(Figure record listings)
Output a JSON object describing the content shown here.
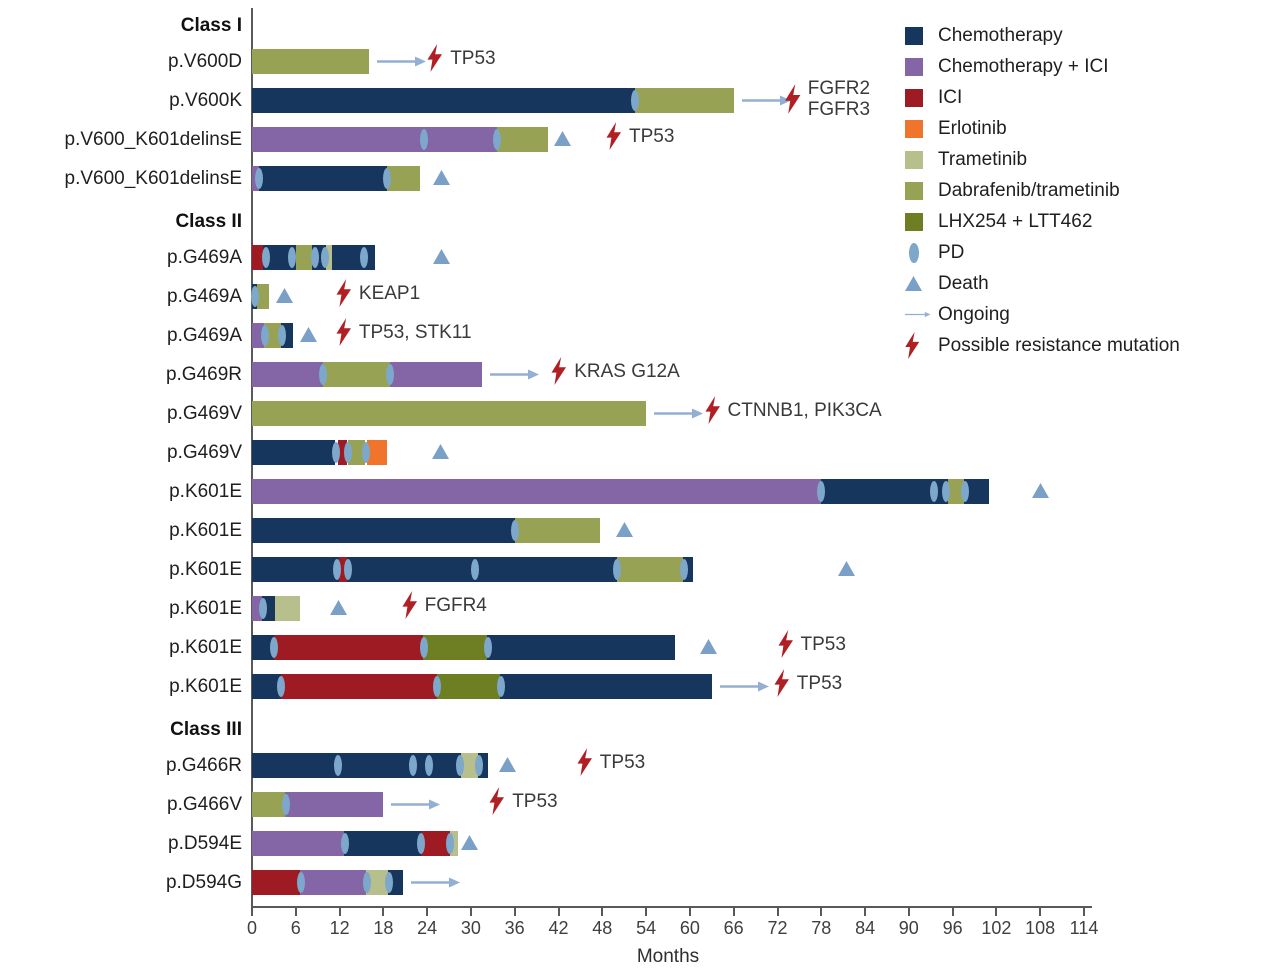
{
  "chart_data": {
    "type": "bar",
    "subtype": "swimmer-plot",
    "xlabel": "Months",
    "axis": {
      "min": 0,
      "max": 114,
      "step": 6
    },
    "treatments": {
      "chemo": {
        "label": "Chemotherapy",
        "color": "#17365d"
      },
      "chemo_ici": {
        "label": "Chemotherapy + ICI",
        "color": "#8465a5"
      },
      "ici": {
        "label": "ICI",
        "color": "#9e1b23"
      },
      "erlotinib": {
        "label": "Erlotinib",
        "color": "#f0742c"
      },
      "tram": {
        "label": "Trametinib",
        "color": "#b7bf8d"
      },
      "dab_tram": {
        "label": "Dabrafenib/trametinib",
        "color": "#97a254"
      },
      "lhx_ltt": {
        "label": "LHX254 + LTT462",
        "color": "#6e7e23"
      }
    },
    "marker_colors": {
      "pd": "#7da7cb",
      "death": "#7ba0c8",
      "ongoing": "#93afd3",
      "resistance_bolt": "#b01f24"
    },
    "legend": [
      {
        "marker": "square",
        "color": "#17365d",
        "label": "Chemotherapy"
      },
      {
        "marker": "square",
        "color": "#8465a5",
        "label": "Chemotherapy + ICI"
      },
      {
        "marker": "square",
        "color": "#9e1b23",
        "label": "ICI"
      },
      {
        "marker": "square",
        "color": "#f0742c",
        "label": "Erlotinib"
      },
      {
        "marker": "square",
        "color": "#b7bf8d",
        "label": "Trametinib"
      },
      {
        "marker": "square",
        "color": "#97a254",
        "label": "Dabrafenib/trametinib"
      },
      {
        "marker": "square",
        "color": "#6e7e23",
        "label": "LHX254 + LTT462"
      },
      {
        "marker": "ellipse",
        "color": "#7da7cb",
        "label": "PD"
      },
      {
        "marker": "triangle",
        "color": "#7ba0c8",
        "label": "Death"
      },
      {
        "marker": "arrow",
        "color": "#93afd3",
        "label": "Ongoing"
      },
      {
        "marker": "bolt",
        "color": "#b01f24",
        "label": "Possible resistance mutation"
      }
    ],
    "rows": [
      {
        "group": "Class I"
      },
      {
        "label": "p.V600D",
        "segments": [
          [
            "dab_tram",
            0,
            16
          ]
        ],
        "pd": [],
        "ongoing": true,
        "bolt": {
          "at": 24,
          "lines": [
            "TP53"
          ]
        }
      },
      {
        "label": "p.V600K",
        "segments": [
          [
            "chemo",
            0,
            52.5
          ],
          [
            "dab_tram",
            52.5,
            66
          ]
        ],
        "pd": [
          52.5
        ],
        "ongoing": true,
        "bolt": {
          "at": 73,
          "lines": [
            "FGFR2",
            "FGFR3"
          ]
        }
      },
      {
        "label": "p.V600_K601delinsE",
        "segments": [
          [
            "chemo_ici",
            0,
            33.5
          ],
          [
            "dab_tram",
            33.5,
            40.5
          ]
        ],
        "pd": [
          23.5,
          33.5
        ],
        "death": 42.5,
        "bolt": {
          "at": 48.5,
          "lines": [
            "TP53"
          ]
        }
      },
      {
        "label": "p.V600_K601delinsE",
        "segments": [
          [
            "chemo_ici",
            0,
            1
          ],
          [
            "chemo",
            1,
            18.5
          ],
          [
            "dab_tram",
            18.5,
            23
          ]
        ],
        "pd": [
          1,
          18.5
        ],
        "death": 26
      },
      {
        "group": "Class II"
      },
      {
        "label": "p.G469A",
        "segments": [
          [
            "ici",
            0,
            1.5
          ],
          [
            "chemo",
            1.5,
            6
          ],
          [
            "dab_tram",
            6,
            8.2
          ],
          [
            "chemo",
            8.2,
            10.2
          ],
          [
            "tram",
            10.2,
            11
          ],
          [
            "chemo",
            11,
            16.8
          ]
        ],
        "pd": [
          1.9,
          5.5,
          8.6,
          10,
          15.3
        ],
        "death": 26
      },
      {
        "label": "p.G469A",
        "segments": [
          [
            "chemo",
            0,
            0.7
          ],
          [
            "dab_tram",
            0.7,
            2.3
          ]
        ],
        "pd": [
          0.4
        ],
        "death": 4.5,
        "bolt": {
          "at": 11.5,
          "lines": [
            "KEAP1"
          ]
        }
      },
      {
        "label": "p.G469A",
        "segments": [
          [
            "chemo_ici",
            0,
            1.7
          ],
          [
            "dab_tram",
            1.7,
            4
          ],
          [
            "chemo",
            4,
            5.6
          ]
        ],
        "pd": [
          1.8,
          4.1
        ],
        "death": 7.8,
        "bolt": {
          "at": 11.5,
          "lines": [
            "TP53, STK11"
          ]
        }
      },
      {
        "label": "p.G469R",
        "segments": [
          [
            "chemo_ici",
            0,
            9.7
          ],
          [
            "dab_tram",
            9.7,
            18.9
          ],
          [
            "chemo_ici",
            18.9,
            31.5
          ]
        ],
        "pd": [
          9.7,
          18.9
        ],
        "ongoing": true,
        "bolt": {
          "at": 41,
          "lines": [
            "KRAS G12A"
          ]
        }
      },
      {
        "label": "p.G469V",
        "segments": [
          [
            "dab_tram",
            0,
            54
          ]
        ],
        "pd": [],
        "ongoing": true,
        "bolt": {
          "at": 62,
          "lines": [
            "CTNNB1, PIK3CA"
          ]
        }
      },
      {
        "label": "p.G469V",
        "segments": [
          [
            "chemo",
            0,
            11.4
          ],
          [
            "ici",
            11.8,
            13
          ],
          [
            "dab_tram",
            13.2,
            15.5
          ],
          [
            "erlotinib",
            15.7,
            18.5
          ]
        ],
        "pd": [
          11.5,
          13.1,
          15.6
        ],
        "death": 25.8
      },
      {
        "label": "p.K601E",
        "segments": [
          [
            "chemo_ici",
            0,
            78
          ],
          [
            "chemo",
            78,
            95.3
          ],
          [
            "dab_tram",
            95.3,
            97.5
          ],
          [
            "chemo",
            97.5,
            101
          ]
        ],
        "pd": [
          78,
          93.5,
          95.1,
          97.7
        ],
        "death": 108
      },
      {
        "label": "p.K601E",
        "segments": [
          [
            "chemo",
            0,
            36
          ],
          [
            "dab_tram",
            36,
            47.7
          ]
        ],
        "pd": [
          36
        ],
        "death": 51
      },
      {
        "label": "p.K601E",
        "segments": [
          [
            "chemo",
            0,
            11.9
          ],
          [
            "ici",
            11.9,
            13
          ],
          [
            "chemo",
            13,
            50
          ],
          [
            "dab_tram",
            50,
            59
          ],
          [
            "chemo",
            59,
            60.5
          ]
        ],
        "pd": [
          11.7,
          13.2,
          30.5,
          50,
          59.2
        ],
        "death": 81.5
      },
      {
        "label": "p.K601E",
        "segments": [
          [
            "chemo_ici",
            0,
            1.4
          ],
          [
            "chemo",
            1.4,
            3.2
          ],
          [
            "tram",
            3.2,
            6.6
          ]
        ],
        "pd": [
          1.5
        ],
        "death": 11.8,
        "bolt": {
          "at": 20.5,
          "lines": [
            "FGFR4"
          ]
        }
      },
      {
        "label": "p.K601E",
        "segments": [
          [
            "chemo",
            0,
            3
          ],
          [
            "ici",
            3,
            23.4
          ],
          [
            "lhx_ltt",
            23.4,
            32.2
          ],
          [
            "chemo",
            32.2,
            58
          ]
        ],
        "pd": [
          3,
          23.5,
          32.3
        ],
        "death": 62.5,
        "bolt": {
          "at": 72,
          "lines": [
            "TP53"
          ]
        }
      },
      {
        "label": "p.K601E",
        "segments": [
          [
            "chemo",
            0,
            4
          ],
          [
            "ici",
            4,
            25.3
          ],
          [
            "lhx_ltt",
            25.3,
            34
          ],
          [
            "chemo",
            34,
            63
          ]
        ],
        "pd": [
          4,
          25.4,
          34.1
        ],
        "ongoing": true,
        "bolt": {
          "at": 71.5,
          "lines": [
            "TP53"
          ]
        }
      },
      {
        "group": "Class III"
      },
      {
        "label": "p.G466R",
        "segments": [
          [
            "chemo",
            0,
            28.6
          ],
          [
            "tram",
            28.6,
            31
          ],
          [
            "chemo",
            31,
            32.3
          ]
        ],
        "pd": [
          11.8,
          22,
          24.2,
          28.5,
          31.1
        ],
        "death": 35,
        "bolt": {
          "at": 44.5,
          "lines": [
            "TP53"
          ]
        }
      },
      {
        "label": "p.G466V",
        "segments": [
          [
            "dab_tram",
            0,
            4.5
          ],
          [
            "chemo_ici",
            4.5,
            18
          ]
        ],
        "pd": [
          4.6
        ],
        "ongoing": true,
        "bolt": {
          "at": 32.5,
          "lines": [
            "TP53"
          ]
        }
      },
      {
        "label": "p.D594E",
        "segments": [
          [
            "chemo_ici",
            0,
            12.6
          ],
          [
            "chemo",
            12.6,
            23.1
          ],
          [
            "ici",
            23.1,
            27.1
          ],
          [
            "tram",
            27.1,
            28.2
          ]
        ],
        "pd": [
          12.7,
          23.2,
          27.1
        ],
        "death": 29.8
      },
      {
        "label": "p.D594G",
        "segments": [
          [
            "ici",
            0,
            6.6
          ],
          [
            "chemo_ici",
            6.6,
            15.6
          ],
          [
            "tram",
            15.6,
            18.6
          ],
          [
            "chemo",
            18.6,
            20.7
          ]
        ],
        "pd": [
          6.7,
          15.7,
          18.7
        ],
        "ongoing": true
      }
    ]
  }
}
---
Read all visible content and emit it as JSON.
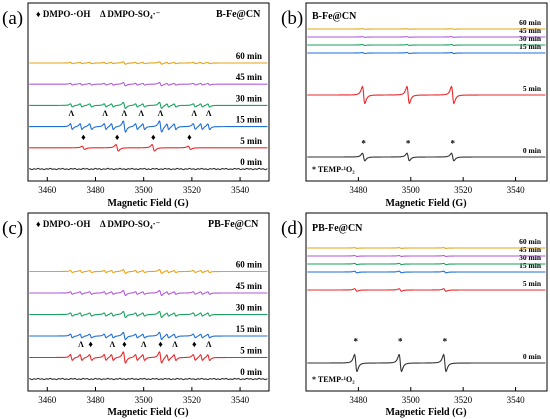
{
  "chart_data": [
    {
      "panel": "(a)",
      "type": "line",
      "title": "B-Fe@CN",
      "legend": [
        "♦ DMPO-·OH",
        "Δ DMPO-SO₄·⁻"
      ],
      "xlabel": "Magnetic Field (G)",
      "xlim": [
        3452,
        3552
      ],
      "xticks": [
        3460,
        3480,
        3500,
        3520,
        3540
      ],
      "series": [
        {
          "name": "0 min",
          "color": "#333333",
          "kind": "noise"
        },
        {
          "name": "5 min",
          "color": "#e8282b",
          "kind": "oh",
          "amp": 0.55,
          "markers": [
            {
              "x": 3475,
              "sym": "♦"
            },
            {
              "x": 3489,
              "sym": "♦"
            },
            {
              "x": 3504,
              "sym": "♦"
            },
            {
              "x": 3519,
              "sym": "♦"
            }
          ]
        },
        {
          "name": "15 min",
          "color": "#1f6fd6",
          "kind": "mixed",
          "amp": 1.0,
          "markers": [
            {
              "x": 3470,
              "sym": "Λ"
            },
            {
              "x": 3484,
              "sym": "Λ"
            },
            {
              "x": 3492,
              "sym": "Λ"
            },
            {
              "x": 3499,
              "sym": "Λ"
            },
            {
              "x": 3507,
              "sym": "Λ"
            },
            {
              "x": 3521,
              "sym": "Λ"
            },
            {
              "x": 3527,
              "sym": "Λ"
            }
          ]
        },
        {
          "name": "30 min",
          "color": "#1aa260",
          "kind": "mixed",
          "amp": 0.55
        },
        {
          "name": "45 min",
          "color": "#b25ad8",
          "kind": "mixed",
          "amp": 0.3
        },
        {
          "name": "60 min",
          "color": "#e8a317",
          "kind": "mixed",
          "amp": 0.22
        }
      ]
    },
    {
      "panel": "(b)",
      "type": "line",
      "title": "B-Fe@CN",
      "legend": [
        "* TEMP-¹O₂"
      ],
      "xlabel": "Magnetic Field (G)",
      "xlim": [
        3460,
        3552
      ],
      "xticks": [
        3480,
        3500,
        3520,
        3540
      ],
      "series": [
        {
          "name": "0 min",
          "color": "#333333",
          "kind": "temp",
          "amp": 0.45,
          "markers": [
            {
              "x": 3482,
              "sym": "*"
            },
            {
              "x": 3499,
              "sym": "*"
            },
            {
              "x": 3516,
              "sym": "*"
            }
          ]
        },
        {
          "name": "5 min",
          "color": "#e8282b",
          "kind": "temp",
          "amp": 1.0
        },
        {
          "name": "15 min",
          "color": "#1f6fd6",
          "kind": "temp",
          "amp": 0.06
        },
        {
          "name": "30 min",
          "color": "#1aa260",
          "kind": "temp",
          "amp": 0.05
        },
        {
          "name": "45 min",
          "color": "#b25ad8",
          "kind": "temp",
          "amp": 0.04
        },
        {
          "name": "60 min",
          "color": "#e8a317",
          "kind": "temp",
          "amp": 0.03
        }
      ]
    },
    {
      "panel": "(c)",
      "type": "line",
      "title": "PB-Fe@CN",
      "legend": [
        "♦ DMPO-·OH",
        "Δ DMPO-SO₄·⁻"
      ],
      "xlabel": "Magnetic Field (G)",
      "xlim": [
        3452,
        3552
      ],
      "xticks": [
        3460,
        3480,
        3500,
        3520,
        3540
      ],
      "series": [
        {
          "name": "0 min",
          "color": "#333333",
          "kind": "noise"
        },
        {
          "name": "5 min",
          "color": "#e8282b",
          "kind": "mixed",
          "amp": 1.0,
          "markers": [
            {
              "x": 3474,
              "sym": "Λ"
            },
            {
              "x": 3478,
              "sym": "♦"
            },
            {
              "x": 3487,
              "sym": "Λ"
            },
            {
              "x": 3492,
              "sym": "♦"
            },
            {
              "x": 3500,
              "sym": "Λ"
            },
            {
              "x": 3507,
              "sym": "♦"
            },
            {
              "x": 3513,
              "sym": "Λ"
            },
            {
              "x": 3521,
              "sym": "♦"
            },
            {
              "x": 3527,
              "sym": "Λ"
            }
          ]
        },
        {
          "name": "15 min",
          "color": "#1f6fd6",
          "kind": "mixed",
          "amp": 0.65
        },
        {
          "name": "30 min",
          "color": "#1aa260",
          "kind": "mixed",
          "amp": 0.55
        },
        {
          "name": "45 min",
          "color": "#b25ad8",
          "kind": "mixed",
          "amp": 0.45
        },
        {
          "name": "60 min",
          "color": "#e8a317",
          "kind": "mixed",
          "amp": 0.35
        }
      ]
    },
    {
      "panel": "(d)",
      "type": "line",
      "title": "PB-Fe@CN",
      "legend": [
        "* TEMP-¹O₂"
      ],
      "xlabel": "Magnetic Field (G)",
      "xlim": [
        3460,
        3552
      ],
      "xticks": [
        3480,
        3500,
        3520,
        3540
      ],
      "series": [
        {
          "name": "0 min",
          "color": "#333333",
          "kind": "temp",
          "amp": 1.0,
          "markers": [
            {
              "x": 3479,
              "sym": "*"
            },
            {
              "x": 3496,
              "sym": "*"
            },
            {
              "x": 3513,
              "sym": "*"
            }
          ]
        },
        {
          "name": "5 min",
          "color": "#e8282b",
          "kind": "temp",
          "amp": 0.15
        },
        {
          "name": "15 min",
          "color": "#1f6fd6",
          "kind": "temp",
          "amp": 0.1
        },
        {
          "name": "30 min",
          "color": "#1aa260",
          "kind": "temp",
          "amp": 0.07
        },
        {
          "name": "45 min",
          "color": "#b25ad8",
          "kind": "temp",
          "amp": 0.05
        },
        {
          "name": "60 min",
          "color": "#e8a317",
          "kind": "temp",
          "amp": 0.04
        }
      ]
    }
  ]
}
---
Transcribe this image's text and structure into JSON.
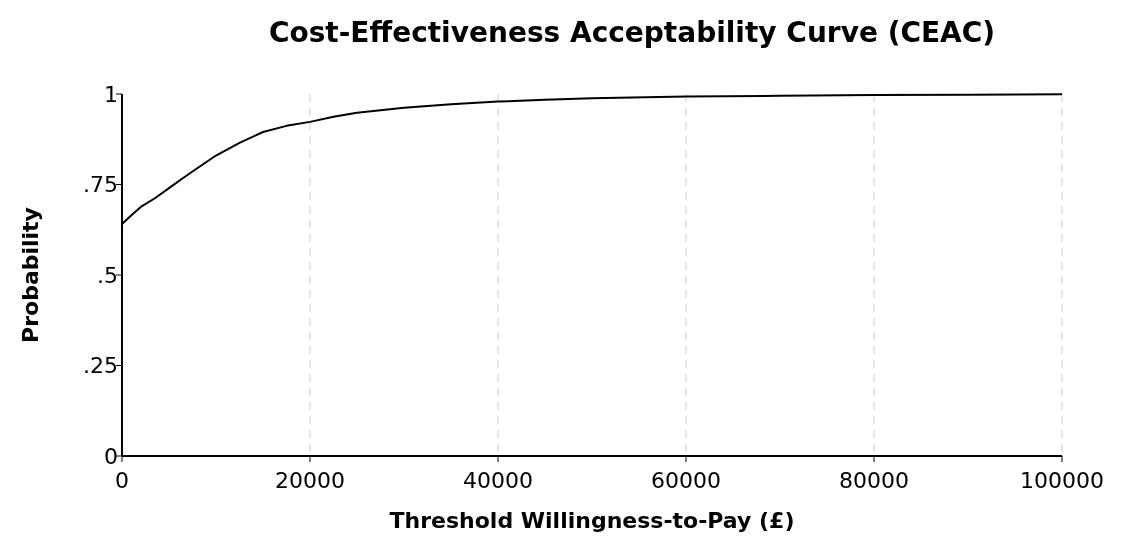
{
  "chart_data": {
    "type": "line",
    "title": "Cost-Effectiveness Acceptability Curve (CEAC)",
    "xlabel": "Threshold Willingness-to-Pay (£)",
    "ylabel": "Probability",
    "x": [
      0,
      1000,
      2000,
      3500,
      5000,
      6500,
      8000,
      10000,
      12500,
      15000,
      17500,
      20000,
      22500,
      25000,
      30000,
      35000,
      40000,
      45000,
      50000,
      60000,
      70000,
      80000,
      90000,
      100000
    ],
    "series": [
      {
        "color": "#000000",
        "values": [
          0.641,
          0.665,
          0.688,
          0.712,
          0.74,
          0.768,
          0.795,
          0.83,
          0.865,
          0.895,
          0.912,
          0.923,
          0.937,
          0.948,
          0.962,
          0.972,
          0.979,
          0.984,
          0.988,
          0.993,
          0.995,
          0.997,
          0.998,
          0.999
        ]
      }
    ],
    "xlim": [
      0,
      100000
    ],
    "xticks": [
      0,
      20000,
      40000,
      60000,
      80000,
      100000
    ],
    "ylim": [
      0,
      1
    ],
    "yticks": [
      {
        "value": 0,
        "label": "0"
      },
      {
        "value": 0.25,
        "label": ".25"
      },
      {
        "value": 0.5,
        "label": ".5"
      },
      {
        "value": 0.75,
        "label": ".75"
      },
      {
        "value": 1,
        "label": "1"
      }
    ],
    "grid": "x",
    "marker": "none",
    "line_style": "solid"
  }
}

WHAT TO WORK ON – Using the listing above, show every line that includes the string "group".

REPLY –
        "group": "Class I"
        "group": "Class II"
        "group": "Class III"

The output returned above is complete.